## [Prompt]
Go through each line of the records below and count those with the word "CULTURALES". Give only the count.
## BEGIN Source data
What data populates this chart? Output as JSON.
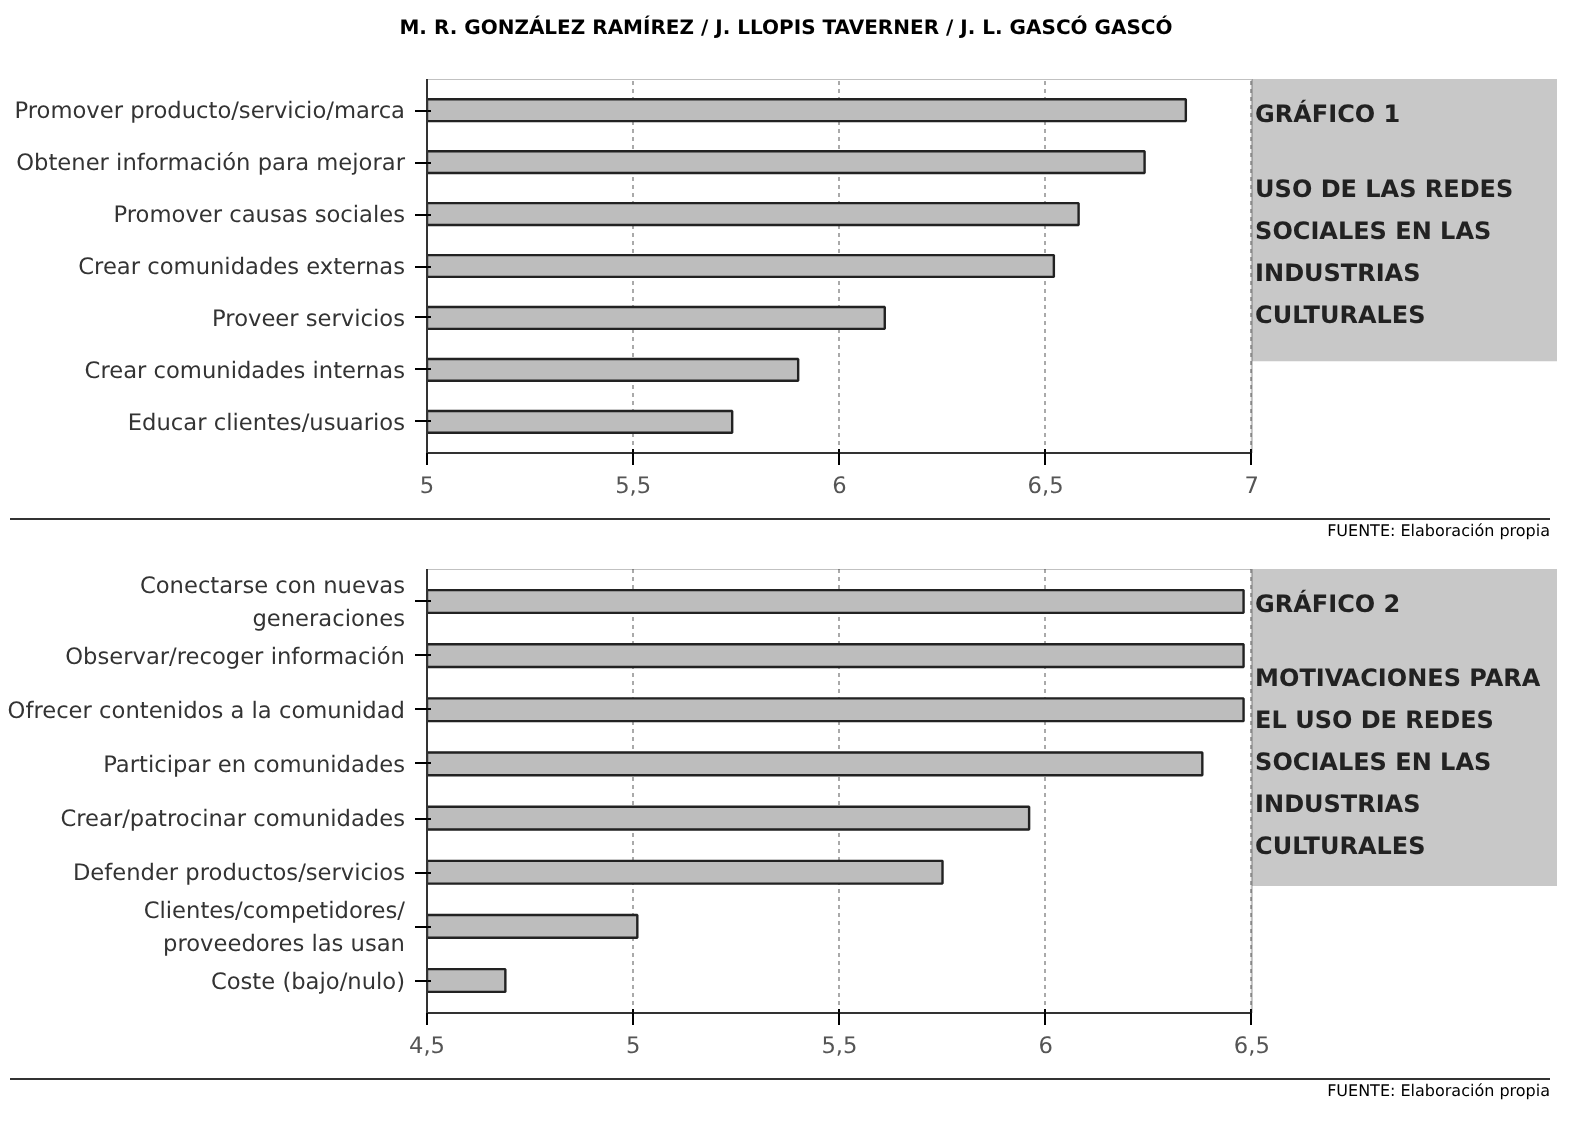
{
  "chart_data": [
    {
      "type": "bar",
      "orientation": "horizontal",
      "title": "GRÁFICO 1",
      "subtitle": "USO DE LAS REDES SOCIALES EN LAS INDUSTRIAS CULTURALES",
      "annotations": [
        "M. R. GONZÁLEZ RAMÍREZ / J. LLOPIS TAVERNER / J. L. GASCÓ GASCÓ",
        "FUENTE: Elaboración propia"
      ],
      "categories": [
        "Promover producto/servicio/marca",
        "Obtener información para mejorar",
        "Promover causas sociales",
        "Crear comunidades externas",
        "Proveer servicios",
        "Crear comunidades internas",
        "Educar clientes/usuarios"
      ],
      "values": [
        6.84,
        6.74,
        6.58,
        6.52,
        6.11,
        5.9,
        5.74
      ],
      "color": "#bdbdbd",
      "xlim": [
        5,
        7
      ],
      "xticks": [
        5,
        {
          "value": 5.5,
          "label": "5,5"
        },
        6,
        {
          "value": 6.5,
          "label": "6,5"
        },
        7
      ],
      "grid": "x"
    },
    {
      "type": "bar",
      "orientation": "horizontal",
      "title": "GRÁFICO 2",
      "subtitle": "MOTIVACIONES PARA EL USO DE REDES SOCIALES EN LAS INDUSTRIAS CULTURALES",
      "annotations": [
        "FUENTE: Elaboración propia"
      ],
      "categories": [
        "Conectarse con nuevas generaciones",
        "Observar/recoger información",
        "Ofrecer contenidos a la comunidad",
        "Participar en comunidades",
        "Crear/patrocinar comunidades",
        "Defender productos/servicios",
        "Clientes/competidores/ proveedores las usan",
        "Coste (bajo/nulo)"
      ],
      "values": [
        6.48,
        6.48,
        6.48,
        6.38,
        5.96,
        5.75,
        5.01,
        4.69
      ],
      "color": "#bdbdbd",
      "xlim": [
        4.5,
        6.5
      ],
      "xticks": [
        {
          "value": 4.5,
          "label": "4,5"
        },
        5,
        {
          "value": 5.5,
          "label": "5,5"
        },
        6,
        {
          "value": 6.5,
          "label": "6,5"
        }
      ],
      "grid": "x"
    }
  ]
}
## END Source data
## [Exercise result]
2